GOAL: Write out all of the data exactly as it appears.

DATASET CONTENT:
╔══

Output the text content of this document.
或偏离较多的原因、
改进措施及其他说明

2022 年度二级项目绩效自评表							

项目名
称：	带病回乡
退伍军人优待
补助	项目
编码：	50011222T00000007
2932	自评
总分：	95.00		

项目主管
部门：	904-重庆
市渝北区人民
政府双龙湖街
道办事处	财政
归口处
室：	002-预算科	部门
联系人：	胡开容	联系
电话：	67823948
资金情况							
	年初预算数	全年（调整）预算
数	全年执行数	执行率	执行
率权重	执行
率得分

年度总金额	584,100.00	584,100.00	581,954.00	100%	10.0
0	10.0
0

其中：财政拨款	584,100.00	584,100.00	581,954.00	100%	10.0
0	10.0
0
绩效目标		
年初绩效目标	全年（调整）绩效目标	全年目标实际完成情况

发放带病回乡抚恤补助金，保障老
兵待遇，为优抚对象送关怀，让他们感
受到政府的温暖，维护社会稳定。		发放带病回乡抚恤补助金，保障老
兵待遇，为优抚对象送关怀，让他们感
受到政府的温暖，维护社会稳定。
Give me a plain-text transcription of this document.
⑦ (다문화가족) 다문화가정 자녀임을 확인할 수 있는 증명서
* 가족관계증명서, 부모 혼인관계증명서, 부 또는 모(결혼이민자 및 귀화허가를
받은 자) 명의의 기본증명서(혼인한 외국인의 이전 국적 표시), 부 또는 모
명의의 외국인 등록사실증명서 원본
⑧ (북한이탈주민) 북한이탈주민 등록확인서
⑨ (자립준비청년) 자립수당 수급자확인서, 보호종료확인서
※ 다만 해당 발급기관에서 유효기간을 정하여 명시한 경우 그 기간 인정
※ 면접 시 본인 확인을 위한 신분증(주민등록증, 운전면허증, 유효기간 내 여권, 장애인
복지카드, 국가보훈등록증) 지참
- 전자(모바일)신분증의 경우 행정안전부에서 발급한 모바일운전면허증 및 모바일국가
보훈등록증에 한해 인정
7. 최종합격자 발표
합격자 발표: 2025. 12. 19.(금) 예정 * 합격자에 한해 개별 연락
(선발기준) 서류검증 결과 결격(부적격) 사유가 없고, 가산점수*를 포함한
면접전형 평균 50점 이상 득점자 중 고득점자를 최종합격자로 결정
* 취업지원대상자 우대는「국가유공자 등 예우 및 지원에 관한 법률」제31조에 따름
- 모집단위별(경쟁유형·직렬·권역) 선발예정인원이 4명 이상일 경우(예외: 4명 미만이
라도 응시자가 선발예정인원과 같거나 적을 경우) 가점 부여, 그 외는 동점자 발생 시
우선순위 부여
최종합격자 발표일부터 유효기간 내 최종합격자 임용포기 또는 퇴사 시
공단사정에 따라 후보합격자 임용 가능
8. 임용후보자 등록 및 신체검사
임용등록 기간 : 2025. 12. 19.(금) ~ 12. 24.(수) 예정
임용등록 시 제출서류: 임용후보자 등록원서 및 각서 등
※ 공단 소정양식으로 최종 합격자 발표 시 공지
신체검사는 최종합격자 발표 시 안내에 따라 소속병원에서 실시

╚══

RESULT OF THIS TASK:
Output the text content of this document.
或偏离较多的原因、
改进措施及其他说明

2022 年度二级项目绩效自评表							

项目名
称：	带病回乡
退伍军人优待
补助	项目
编码：	50011222T00000007
2932	自评
总分：	95.00		

项目主管
部门：	904-重庆
市渝北区人民
政府双龙湖街
道办事处	财政
归口处
室：	002-预算科	部门
联系人：	胡开容	联系
电话：	67823948
资金情况							
	年初预算数	全年（调整）预算
数	全年执行数	执行率	执行
率权重	执行
率得分

年度总金额	584,100.00	584,100.00	581,954.00	100%	10.0
0	10.0
0

其中：财政拨款	584,100.00	584,100.00	581,954.00	100%	10.0
0	10.0
0
绩效目标		
年初绩效目标	全年（调整）绩效目标	全年目标实际完成情况

发放带病回乡抚恤补助金，保障老
兵待遇，为优抚对象送关怀，让他们感
受到政府的温暖，维护社会稳定。		发放带病回乡抚恤补助金，保障老
兵待遇，为优抚对象送关怀，让他们感
受到政府的温暖，维护社会稳定。
Give me a plain-text transcription of this document.
⑦ (다문화가족) 다문화가정 자녀임을 확인할 수 있는 증명서
* 가족관계증명서, 부모 혼인관계증명서, 부 또는 모(결혼이민자 및 귀화허가를
받은 자) 명의의 기본증명서(혼인한 외국인의 이전 국적 표시), 부 또는 모
명의의 외국인 등록사실증명서 원본
⑧ (북한이탈주민) 북한이탈주민 등록확인서
⑨ (자립준비청년) 자립수당 수급자확인서, 보호종료확인서
※ 다만 해당 발급기관에서 유효기간을 정하여 명시한 경우 그 기간 인정
※ 면접 시 본인 확인을 위한 신분증(주민등록증, 운전면허증, 유효기간 내 여권, 장애인
복지카드, 국가보훈등록증) 지참
- 전자(모바일)신분증의 경우 행정안전부에서 발급한 모바일운전면허증 및 모바일국가
보훈등록증에 한해 인정
7. 최종합격자 발표
합격자 발표: 2025. 12. 19.(금) 예정 * 합격자에 한해 개별 연락
(선발기준) 서류검증 결과 결격(부적격) 사유가 없고, 가산점수*를 포함한
면접전형 평균 50점 이상 득점자 중 고득점자를 최종합격자로 결정
* 취업지원대상자 우대는「국가유공자 등 예우 및 지원에 관한 법률」제31조에 따름
- 모집단위별(경쟁유형·직렬·권역) 선발예정인원이 4명 이상일 경우(예외: 4명 미만이
라도 응시자가 선발예정인원과 같거나 적을 경우) 가점 부여, 그 외는 동점자 발생 시
우선순위 부여
최종합격자 발표일부터 유효기간 내 최종합격자 임용포기 또는 퇴사 시
공단사정에 따라 후보합격자 임용 가능
8. 임용후보자 등록 및 신체검사
임용등록 기간 : 2025. 12. 19.(금) ~ 12. 24.(수) 예정
임용등록 시 제출서류: 임용후보자 등록원서 및 각서 등
※ 공단 소정양식으로 최종 합격자 발표 시 공지
신체검사는 최종합격자 발표 시 안내에 따라 소속병원에서 실시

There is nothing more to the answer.